**WHAT THE EXERCISE ASKS:** Look through the data for the string "berekend". Copy every line where it is found.

Collected data
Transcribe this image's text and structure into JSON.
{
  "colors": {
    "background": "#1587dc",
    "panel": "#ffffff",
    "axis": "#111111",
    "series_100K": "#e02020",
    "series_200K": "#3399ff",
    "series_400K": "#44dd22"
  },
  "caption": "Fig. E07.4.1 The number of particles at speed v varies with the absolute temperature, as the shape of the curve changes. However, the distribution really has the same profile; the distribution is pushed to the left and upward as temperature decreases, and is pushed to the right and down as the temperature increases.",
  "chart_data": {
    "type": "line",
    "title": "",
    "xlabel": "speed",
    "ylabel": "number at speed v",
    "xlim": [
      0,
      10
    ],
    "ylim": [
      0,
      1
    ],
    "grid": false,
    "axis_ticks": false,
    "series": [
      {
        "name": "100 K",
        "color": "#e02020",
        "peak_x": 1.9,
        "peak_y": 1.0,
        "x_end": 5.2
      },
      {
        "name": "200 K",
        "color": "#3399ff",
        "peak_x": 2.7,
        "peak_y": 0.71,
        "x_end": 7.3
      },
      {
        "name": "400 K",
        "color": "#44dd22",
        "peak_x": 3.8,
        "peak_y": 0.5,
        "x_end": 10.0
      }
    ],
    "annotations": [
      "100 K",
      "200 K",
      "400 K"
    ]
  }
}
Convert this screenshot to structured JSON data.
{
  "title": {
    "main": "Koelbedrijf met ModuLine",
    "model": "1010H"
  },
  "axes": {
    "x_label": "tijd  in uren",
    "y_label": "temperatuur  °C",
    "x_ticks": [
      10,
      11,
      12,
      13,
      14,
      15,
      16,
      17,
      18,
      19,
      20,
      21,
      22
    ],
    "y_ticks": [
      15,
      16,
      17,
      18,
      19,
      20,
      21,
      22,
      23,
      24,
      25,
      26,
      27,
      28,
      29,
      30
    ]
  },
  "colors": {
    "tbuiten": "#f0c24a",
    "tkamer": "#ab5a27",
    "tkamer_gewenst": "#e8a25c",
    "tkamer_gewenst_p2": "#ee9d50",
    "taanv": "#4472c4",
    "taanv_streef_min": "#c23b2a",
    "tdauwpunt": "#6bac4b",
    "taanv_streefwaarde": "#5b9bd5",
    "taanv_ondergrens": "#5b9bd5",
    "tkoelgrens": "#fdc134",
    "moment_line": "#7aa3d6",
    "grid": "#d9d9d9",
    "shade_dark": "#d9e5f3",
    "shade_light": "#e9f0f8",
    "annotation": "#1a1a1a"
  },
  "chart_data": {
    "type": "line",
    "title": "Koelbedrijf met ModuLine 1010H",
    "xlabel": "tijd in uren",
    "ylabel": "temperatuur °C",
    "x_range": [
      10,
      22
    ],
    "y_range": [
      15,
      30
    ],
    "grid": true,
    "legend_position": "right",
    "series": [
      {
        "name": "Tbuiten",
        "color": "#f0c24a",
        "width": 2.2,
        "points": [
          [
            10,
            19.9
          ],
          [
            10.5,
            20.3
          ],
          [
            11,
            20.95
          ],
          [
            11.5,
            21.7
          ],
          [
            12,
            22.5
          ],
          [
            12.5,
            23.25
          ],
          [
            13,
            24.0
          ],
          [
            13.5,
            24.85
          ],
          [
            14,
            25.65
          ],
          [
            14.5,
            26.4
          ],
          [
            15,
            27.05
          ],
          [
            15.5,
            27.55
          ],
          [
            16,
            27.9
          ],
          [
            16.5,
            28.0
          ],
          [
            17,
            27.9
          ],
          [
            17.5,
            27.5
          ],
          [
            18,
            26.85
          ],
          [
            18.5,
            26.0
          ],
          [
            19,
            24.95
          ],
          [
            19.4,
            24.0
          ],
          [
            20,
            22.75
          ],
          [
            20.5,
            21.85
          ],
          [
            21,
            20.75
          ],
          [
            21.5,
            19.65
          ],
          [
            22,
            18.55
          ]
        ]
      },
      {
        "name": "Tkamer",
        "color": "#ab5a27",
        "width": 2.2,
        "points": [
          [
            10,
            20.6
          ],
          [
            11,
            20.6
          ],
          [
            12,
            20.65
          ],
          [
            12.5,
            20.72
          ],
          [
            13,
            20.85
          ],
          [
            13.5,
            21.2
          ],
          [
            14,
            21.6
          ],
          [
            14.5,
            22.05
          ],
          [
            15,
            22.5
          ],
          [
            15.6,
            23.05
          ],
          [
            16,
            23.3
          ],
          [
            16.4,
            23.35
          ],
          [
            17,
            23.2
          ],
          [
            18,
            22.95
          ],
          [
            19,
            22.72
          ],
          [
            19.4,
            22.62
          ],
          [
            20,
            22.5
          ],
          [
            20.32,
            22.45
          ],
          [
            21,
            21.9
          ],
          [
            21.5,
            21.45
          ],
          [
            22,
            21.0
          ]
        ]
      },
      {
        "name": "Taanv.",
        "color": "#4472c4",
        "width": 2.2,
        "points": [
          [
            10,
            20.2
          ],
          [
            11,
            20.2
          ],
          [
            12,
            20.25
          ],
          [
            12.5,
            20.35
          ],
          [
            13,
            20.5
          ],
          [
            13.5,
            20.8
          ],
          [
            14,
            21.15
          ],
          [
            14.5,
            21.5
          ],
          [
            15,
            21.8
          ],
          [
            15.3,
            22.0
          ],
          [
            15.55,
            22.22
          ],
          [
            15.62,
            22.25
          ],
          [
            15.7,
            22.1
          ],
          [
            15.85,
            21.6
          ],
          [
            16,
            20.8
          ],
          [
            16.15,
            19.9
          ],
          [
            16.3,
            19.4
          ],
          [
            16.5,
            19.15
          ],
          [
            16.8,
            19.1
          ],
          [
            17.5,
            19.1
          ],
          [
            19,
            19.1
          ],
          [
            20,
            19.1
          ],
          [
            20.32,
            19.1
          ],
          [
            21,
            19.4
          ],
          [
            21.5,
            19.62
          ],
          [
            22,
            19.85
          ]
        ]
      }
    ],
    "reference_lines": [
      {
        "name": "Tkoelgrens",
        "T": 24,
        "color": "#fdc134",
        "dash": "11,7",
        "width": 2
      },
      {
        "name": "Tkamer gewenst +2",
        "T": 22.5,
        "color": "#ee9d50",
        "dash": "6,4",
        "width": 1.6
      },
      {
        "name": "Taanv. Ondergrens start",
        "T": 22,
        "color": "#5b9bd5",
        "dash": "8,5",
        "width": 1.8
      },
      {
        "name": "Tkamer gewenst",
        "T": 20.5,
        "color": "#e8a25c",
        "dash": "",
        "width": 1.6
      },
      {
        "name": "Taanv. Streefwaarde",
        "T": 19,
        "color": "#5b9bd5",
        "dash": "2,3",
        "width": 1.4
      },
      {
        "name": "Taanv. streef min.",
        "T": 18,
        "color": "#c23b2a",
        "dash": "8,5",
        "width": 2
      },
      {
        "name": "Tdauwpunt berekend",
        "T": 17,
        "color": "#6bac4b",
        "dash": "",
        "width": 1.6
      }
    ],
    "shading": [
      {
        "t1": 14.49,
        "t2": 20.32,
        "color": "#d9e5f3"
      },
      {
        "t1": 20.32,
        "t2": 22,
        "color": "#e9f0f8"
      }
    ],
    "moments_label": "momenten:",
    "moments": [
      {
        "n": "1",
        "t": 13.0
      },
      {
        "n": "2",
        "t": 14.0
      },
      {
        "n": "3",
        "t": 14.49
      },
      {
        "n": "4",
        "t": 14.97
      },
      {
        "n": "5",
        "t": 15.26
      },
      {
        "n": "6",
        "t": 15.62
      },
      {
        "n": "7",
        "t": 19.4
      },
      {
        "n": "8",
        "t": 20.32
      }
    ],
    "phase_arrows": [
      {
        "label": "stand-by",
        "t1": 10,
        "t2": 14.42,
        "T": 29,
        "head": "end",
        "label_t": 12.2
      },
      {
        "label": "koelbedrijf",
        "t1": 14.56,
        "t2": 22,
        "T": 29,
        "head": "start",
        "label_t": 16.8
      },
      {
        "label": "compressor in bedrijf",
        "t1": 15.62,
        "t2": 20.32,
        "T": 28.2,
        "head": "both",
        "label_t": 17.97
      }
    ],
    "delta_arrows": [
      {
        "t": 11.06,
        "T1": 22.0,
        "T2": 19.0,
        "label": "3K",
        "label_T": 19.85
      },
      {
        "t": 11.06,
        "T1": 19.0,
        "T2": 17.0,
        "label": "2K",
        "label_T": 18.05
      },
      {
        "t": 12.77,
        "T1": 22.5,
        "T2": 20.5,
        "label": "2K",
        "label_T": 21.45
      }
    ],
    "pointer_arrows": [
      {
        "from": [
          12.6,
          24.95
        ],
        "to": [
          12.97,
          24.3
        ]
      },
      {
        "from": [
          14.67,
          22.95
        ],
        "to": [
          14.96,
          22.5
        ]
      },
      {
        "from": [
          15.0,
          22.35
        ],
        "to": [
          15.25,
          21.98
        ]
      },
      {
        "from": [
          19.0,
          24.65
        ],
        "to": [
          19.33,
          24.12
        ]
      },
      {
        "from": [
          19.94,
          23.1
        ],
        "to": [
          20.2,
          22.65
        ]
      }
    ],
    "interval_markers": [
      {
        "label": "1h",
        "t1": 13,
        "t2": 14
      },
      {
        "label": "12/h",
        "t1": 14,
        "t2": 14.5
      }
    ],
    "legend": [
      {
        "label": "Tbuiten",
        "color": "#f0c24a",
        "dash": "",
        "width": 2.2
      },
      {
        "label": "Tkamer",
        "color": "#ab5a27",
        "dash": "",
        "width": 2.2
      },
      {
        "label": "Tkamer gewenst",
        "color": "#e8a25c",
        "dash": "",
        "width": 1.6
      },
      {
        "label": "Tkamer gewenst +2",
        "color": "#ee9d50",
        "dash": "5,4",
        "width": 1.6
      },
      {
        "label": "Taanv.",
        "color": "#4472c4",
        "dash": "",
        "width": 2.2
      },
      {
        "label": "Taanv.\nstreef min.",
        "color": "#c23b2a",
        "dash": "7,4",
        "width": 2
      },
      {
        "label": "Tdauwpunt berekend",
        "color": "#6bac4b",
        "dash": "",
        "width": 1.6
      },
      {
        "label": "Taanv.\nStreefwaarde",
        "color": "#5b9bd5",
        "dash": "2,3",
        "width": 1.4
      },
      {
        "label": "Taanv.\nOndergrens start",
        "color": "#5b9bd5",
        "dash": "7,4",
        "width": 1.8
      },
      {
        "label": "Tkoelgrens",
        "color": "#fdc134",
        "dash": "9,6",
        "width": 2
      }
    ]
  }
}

**SOLUTION BELOW:**
        "name": "Tdauwpunt berekend",
        "label": "Tdauwpunt berekend",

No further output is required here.